▸ **Текст**
________________________________________

Куда исчезли дивизионные лазареты{46}, которые должны были составить передовой лазарет? Остались ли они на [114] западном берегу, или затерялись где-нибудь в степи об этом никто не знал, а тем менее отрядный врач Гейфельдер, приехавший в Самурское укрепление спустя несколько дней после князя Шаховского.
Чуждый интересов того ведомства, в котором он служил и поглощенный другими занятиями, в роде изучения слабых сторон генерала Скобелева или заботой о производстве своем в действительные статские советники «для пользы дела», отрядный врач провел совершенно бесполезно почти 4 месяца своего пребывания в Закаспийском крае, до начала наступательных действий.

________________________________________

▸ **Исходные данные**
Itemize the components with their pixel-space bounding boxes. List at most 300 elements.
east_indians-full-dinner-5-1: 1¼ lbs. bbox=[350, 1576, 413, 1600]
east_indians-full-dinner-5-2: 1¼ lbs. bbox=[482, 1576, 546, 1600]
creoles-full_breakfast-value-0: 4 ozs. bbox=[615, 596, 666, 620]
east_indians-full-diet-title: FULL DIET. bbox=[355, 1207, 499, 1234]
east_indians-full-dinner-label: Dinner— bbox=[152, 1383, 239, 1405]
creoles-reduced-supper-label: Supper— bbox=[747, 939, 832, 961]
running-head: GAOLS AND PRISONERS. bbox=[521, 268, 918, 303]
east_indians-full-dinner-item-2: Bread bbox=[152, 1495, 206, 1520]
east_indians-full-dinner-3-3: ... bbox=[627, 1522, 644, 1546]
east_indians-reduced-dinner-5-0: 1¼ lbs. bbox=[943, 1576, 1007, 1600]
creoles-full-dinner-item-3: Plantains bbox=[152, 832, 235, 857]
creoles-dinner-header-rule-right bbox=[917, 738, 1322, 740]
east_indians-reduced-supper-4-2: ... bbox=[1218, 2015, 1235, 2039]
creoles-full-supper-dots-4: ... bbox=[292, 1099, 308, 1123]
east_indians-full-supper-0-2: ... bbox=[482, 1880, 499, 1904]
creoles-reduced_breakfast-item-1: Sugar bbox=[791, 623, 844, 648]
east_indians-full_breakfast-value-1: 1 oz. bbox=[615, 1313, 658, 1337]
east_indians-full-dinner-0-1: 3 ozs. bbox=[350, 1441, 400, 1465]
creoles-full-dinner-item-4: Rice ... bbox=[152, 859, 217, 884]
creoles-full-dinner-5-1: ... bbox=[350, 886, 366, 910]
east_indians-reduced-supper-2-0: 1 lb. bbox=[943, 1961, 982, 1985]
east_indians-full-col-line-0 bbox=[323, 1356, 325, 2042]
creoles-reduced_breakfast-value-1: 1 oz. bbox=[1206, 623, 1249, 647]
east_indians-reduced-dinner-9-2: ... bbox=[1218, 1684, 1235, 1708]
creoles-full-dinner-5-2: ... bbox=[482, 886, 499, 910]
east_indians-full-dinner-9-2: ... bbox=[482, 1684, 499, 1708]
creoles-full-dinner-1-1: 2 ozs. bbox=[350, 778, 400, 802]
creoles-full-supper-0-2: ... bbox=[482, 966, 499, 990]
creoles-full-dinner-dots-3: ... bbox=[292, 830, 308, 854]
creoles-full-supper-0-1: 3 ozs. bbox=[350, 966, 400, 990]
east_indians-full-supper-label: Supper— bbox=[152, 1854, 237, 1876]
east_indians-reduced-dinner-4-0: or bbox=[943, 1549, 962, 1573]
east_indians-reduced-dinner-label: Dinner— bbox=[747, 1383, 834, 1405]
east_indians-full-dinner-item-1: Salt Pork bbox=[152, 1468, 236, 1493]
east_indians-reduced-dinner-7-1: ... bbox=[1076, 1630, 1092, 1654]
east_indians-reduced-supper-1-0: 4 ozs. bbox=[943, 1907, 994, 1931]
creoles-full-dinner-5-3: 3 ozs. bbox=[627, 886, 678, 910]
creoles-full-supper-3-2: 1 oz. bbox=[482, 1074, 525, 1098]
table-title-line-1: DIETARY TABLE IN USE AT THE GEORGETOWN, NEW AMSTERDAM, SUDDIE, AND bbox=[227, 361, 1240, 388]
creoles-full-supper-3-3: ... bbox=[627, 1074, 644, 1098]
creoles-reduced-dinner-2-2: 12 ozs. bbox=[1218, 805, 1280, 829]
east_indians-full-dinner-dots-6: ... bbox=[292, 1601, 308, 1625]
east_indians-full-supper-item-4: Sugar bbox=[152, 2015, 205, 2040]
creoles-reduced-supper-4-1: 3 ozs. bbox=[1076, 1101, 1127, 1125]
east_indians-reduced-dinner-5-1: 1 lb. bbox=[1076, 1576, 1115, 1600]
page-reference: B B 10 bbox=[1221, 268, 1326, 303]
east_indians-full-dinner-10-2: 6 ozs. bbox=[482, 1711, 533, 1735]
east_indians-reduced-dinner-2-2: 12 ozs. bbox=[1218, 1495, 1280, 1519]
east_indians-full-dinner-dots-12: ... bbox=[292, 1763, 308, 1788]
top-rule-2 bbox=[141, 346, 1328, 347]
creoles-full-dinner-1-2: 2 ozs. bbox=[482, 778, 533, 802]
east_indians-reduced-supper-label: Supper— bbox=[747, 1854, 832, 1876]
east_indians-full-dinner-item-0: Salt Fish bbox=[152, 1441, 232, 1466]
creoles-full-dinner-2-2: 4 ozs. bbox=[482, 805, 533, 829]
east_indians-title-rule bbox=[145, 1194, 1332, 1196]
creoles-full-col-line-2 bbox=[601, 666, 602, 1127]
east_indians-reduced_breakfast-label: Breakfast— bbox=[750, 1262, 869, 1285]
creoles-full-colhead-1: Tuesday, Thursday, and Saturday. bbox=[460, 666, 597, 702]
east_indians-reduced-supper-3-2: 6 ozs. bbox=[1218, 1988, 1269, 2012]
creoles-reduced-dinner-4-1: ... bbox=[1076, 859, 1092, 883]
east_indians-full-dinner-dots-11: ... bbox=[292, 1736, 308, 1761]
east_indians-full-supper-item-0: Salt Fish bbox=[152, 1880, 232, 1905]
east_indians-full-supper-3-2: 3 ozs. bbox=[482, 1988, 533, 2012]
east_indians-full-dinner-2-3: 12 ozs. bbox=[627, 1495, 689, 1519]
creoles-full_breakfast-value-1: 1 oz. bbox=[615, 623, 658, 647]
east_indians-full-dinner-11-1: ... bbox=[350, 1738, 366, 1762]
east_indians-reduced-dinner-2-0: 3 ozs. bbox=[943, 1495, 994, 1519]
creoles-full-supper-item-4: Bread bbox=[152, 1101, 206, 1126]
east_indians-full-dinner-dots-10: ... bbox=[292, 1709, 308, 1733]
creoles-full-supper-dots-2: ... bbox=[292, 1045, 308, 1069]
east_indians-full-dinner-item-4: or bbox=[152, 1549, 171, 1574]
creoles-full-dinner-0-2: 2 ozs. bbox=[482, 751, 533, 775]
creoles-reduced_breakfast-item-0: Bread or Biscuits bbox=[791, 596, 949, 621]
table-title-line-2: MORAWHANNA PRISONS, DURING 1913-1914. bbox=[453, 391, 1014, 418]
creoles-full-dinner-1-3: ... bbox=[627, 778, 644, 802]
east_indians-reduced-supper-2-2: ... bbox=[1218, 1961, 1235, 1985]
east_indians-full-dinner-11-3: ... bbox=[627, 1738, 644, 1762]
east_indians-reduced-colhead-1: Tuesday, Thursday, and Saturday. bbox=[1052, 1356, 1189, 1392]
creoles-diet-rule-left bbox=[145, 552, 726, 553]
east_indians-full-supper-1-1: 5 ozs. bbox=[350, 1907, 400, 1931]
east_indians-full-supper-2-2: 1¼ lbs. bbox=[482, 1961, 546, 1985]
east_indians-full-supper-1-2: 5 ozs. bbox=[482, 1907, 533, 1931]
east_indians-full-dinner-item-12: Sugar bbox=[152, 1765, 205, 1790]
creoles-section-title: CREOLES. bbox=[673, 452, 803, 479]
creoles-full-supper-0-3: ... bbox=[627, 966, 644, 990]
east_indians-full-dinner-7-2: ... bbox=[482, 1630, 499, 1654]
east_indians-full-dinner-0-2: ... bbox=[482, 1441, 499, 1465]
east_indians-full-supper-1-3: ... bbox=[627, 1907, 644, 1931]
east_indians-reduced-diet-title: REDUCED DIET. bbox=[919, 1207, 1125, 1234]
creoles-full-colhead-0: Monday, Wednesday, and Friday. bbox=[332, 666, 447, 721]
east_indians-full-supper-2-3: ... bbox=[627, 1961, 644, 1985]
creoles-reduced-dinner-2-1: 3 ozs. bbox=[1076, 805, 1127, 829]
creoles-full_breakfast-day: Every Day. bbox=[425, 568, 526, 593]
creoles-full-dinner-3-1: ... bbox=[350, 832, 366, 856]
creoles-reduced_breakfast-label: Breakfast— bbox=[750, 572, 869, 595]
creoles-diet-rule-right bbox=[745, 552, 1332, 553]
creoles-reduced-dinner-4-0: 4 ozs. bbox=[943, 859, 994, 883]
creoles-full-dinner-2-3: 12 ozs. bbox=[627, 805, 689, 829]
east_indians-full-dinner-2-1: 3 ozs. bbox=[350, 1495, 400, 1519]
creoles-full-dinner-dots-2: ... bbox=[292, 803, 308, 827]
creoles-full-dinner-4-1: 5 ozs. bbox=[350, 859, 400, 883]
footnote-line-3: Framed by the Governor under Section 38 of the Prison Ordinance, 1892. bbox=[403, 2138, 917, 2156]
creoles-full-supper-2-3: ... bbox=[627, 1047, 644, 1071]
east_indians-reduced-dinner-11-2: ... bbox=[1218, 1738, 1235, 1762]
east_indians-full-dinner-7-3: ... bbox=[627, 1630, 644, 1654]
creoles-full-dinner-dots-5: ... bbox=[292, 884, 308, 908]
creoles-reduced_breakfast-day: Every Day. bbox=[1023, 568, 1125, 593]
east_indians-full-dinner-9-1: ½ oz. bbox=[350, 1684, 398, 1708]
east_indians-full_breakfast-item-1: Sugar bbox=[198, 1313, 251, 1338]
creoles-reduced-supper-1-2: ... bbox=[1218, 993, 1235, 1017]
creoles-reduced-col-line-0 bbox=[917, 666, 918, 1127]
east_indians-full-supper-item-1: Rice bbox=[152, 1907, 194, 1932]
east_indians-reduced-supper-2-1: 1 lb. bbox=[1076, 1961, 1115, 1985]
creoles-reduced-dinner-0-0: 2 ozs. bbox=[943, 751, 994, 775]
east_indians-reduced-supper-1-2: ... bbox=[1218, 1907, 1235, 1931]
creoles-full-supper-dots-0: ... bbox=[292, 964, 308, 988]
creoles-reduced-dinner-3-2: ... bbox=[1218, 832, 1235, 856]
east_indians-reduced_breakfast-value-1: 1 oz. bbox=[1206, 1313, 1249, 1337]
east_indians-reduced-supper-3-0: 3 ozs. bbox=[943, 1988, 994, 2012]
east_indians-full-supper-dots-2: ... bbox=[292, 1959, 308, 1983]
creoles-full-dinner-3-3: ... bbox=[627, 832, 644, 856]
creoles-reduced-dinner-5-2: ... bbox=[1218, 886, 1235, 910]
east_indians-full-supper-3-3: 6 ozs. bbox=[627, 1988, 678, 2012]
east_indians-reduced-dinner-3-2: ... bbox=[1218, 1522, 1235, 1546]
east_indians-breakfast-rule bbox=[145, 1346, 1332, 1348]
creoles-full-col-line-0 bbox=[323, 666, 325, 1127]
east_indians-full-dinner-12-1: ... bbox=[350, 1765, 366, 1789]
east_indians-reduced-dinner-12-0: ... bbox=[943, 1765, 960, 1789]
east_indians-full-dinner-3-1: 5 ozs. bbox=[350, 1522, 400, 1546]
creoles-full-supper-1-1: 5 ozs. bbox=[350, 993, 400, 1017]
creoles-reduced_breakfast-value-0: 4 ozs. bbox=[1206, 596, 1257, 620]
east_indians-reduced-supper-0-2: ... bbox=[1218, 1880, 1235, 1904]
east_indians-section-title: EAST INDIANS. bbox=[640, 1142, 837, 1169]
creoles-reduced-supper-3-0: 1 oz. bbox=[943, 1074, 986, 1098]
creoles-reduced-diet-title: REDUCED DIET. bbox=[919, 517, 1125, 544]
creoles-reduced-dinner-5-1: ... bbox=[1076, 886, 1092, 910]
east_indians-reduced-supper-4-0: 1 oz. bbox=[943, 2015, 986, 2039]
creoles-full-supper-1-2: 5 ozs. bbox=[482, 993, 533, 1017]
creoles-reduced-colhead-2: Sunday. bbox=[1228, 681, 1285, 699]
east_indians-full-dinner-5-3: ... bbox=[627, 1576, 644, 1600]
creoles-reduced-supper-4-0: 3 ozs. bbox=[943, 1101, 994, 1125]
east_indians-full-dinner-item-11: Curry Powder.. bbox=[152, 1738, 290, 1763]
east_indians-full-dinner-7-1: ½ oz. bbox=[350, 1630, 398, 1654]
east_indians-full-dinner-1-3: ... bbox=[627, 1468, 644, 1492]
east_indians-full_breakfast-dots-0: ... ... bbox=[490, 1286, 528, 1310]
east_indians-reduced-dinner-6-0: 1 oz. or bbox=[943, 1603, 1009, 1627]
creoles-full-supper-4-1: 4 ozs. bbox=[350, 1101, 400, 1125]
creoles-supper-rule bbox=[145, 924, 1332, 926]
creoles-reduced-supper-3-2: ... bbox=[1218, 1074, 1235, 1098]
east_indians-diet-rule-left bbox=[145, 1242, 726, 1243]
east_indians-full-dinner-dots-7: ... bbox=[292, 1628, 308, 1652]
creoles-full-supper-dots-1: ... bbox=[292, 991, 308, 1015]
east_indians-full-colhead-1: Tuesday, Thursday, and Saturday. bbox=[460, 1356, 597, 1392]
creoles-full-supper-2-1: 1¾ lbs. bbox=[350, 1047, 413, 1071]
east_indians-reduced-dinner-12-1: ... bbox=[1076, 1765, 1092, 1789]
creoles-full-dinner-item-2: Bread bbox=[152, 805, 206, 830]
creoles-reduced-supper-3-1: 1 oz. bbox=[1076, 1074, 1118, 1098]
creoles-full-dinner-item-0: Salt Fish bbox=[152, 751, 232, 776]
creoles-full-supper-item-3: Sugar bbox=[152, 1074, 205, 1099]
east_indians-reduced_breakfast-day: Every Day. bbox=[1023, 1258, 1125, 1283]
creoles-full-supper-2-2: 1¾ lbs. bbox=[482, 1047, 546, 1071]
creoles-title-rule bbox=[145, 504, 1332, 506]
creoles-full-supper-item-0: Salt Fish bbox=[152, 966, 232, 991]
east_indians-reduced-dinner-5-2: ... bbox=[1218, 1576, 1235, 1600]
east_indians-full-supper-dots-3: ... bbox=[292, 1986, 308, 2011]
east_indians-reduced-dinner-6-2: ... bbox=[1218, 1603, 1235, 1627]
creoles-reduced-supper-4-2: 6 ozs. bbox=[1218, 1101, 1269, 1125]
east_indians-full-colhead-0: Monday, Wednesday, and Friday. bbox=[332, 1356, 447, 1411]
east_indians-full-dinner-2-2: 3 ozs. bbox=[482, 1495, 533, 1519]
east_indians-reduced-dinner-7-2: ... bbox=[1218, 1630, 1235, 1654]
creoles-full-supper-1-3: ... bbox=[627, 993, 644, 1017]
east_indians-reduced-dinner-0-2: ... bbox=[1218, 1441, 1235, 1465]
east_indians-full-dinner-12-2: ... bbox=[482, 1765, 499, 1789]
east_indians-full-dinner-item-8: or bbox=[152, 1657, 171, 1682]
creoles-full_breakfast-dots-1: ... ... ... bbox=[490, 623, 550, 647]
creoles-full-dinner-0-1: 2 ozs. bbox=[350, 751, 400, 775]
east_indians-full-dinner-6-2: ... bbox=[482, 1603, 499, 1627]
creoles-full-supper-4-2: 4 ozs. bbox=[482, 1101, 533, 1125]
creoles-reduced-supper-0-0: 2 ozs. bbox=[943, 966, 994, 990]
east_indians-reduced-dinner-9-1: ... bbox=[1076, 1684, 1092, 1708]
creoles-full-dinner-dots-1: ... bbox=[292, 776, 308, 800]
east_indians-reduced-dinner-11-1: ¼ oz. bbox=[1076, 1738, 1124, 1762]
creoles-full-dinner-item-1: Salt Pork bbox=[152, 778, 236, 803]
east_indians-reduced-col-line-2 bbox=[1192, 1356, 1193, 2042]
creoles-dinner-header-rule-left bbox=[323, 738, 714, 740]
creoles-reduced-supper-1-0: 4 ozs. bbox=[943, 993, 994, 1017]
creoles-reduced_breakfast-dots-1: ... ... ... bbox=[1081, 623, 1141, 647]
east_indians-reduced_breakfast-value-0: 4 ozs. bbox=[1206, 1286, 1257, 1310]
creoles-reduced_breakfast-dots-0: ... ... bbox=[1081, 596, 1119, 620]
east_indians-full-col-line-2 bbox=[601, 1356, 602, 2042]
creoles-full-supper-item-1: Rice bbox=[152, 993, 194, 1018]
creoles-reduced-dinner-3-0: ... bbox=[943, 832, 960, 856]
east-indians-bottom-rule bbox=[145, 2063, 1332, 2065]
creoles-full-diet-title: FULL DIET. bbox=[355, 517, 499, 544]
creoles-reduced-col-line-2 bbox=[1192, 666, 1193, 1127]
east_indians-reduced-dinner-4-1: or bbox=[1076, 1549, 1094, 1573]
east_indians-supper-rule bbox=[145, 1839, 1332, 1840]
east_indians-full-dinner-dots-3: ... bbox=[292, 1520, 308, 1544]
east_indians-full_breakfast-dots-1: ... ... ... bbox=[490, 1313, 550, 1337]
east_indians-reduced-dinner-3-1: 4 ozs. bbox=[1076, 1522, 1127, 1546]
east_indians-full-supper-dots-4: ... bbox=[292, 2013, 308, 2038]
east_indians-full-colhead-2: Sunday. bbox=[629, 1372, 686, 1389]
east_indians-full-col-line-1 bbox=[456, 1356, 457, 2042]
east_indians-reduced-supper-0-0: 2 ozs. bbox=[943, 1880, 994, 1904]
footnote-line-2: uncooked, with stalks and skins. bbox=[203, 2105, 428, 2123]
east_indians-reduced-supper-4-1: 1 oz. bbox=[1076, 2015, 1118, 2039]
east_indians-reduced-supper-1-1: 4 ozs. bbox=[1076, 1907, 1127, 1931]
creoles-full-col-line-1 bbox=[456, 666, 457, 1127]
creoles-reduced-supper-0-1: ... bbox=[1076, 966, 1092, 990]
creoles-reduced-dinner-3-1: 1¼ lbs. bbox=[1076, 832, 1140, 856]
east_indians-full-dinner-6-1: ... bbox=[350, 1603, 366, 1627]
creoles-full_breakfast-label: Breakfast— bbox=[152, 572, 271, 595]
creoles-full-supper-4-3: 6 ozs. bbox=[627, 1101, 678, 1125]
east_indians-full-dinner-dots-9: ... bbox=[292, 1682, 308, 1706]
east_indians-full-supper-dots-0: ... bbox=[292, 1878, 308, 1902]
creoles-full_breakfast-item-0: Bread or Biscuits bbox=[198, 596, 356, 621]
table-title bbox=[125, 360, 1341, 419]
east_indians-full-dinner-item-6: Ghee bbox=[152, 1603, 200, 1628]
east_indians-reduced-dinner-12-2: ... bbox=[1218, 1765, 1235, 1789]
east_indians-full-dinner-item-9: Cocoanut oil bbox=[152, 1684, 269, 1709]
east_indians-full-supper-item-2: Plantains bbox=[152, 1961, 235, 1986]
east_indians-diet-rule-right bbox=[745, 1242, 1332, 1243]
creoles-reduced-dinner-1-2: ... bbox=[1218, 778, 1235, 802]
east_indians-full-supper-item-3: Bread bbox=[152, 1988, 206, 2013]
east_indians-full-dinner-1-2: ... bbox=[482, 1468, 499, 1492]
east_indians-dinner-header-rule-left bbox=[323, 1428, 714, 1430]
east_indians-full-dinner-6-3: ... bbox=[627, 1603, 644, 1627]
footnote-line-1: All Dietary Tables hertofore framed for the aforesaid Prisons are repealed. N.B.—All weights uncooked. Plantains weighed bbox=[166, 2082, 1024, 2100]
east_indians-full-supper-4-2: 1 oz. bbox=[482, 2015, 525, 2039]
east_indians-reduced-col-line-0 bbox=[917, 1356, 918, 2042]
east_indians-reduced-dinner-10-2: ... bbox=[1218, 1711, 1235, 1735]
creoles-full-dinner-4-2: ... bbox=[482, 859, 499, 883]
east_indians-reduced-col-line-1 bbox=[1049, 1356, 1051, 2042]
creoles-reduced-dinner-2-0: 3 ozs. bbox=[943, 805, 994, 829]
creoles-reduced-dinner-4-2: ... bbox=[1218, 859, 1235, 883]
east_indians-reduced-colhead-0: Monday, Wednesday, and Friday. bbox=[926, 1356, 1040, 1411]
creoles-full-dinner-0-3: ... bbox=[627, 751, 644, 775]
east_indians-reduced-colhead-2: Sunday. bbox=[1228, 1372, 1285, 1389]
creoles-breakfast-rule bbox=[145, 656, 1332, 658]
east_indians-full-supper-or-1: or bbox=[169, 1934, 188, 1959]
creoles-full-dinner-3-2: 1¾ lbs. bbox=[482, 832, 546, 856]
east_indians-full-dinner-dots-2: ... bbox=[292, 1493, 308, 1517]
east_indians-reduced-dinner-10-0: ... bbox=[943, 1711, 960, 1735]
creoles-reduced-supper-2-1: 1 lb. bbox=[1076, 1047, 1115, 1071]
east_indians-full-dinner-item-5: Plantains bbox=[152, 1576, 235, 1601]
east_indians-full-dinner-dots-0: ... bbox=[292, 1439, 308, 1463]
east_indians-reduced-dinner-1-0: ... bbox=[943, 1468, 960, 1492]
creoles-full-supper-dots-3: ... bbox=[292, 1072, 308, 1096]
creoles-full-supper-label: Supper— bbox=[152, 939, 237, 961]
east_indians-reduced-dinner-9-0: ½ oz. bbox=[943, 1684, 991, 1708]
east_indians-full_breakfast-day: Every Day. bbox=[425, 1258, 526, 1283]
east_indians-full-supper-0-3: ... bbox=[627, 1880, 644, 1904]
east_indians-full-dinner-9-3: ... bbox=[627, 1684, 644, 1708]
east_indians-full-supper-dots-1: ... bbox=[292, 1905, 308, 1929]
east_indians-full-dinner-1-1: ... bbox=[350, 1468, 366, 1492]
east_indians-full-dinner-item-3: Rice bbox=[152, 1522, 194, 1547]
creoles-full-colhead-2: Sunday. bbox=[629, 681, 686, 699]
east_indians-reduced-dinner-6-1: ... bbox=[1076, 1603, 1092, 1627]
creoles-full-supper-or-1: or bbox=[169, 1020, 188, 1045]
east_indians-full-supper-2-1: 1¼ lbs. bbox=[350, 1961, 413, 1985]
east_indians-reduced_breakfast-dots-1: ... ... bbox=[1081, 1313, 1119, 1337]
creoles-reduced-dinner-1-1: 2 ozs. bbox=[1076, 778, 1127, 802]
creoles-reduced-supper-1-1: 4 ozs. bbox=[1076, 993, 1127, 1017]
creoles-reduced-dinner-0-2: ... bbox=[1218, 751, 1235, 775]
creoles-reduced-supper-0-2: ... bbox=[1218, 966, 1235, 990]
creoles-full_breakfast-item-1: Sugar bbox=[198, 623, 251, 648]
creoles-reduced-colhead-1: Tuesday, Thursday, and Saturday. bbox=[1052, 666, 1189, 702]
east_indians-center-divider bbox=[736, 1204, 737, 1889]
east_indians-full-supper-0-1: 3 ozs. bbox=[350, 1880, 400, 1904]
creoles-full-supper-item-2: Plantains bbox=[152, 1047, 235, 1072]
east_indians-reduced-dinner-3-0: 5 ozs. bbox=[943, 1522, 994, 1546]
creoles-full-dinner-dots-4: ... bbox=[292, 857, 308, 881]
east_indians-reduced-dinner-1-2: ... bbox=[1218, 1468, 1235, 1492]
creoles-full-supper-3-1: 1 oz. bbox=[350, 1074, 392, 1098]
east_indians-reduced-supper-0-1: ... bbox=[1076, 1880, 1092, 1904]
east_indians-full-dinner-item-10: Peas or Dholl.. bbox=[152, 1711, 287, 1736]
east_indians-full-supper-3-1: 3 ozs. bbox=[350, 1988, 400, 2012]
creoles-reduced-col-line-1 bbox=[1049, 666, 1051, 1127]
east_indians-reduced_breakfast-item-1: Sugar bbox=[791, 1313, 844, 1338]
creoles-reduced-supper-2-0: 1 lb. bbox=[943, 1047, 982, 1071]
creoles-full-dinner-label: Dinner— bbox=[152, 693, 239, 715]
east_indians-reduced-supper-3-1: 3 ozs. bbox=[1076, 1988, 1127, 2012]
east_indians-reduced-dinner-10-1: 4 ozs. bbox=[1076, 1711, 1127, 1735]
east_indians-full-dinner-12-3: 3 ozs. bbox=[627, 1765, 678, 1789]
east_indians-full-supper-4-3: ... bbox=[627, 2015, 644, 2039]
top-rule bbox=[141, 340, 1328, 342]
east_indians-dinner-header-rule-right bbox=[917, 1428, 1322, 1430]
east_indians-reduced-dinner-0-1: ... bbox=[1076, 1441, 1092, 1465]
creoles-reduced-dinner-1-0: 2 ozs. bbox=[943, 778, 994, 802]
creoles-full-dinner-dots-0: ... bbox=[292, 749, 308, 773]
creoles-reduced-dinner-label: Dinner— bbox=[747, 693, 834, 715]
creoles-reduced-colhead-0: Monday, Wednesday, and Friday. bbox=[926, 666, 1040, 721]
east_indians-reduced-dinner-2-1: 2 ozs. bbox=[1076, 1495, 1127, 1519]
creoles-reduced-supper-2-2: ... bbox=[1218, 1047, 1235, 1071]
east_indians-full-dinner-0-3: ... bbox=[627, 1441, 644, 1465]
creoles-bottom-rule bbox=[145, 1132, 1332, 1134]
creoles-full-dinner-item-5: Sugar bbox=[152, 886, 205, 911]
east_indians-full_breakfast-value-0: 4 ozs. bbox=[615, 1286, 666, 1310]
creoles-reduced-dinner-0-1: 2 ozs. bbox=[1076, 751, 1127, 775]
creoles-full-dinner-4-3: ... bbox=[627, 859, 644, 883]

________________________________________

▸ **Что сделать A**
Когда отрядный врач Гейфельдер приехал в Самурское укрепление, судя по тексту?
▸ **Что сделать B**
Назовите всех людей, которые упомянуты в тексте по фамилии.
Отвечайте, опираясь только на текст.

▸ **Ответ A**
Спустя несколько дней после князя Шаховского.

▸ **Ответ B**
Гейфельдер, князь Шаховской, генерал Скобелев.